─── TASK INPUTS

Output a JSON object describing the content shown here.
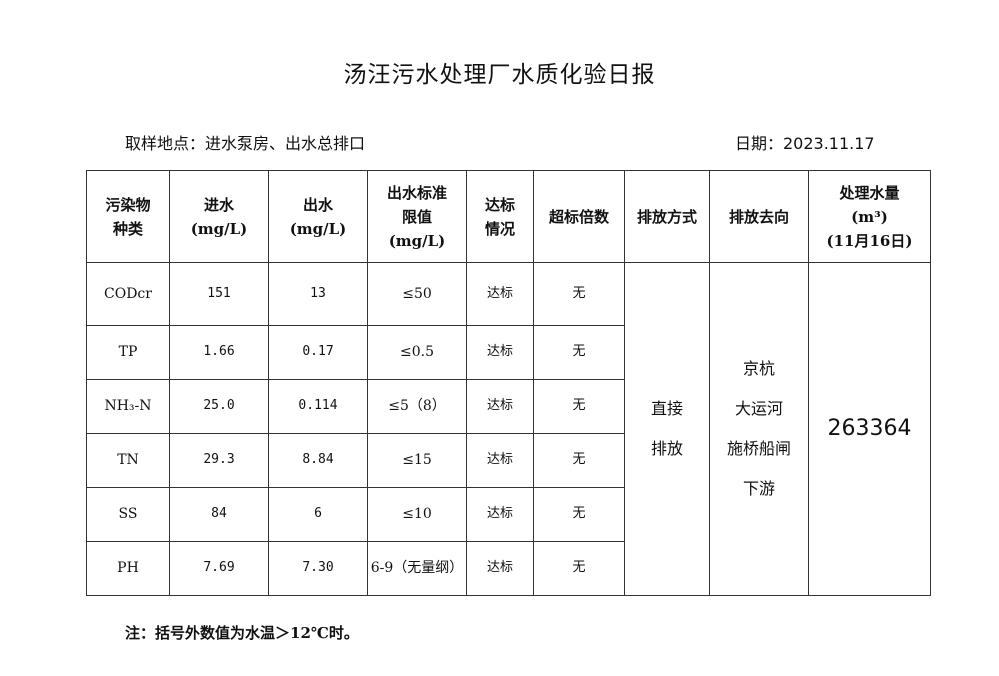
{
  "title": "汤汪污水处理厂水质化验日报",
  "location": "取样地点：进水泵房、出水总排口",
  "date": "日期：2023.11.17",
  "headers": {
    "pollutant": [
      "污染物",
      "种类"
    ],
    "inflow": [
      "进水",
      "(mg/L)"
    ],
    "outflow": [
      "出水",
      "(mg/L)"
    ],
    "limit": [
      "出水标准",
      "限值",
      "(mg/L)"
    ],
    "status": [
      "达标",
      "情况"
    ],
    "exceed": "超标倍数",
    "method": "排放方式",
    "destination": "排放去向",
    "volume": [
      "处理水量",
      "(m³)",
      "(11月16日)"
    ]
  },
  "rows": [
    {
      "name": "CODcr",
      "in": "151",
      "out": "13",
      "limit": "≤50",
      "status": "达标",
      "exceed": "无"
    },
    {
      "name": "TP",
      "in": "1.66",
      "out": "0.17",
      "limit": "≤0.5",
      "status": "达标",
      "exceed": "无"
    },
    {
      "name": "NH₃-N",
      "in": "25.0",
      "out": "0.114",
      "limit": "≤5（8）",
      "status": "达标",
      "exceed": "无"
    },
    {
      "name": "TN",
      "in": "29.3",
      "out": "8.84",
      "limit": "≤15",
      "status": "达标",
      "exceed": "无"
    },
    {
      "name": "SS",
      "in": "84",
      "out": "6",
      "limit": "≤10",
      "status": "达标",
      "exceed": "无"
    },
    {
      "name": "PH",
      "in": "7.69",
      "out": "7.30",
      "limit": "6-9（无量纲）",
      "status": "达标",
      "exceed": "无"
    }
  ],
  "method": [
    "直接",
    "排放"
  ],
  "destination": [
    "京杭",
    "大运河",
    "施桥船闸",
    "下游"
  ],
  "volume": "263364",
  "note": "注：括号外数值为水温＞12℃时。"
}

──────

THE REQUEST -
Within the material above, find the lines that contain the word "limit"; copy them.

RESULT OF THIS TASK -
    "limit": [
      "limit": "≤50",
      "limit": "≤0.5",
      "limit": "≤5（8）",
      "limit": "≤15",
      "limit": "≤10",
      "limit": "6-9（无量纲）",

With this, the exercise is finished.